◆ GIVEN TASK ◆
Filter the data below for the string "JSON" and copy each matching line.

◆ EXERCISE MATERIALS ◆
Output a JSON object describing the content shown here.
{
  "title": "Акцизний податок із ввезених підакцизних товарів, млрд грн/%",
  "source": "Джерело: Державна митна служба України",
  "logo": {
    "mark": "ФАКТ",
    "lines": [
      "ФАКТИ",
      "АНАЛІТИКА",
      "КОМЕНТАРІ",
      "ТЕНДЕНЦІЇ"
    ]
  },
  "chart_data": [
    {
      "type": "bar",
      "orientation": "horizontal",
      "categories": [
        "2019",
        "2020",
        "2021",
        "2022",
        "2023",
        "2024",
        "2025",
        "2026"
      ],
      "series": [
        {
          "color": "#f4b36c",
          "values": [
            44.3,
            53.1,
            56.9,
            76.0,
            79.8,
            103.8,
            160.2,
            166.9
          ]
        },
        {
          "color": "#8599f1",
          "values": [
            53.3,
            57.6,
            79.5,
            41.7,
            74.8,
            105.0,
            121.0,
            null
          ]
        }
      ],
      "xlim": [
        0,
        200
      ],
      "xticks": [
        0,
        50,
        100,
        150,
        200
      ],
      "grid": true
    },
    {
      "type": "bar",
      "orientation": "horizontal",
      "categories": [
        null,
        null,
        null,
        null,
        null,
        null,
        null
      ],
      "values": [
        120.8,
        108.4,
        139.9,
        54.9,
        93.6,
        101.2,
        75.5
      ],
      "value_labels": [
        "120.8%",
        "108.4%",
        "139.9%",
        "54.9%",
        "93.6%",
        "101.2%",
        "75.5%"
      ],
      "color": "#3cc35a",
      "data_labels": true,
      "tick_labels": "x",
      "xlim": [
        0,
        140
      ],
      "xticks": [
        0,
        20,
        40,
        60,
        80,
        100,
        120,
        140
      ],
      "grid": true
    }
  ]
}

---

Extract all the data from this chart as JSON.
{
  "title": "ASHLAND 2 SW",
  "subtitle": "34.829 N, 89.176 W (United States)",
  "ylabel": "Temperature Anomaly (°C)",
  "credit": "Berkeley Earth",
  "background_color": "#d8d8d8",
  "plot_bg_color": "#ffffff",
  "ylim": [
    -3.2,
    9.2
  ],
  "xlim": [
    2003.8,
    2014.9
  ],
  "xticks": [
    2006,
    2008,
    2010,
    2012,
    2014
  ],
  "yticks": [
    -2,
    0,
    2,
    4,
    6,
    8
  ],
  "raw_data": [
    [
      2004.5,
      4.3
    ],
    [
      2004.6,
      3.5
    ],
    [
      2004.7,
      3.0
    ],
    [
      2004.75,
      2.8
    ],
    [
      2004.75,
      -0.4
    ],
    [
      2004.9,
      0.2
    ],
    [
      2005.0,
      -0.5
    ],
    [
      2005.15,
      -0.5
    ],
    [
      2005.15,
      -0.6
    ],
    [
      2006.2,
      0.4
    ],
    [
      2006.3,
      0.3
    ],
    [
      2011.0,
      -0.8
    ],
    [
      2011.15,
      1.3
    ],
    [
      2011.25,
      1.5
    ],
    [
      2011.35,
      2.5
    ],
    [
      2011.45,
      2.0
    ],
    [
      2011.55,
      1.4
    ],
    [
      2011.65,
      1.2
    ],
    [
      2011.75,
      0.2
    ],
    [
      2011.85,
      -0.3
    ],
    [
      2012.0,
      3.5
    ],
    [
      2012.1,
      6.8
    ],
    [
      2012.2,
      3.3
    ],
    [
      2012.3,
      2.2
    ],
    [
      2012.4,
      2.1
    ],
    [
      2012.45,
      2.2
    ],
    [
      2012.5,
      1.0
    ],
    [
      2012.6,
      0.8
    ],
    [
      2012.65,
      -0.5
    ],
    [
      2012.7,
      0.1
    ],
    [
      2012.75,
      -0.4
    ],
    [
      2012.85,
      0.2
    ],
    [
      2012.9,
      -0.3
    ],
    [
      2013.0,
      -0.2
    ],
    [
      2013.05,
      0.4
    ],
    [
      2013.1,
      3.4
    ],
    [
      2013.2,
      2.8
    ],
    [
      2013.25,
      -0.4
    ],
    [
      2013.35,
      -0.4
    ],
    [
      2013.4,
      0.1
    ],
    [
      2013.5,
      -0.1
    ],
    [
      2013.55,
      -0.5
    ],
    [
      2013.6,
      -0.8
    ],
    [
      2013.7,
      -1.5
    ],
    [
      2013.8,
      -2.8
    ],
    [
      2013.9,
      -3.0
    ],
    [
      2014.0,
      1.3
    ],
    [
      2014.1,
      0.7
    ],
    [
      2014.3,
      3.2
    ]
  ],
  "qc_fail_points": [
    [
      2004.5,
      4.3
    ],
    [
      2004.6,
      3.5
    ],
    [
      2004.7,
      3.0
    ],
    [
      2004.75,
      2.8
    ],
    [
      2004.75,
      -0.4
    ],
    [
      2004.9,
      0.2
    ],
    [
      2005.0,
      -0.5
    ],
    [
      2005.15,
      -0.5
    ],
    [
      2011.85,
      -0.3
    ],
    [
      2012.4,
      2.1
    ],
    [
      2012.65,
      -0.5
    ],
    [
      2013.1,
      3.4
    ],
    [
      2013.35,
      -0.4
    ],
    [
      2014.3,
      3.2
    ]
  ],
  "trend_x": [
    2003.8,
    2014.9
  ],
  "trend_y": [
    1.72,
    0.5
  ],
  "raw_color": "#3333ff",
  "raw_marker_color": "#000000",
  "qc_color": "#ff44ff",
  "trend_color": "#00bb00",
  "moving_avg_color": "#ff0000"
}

◆ TASK ANSWER ◆
Output a JSON object describing the content shown here.
Extract all the data from this chart as JSON.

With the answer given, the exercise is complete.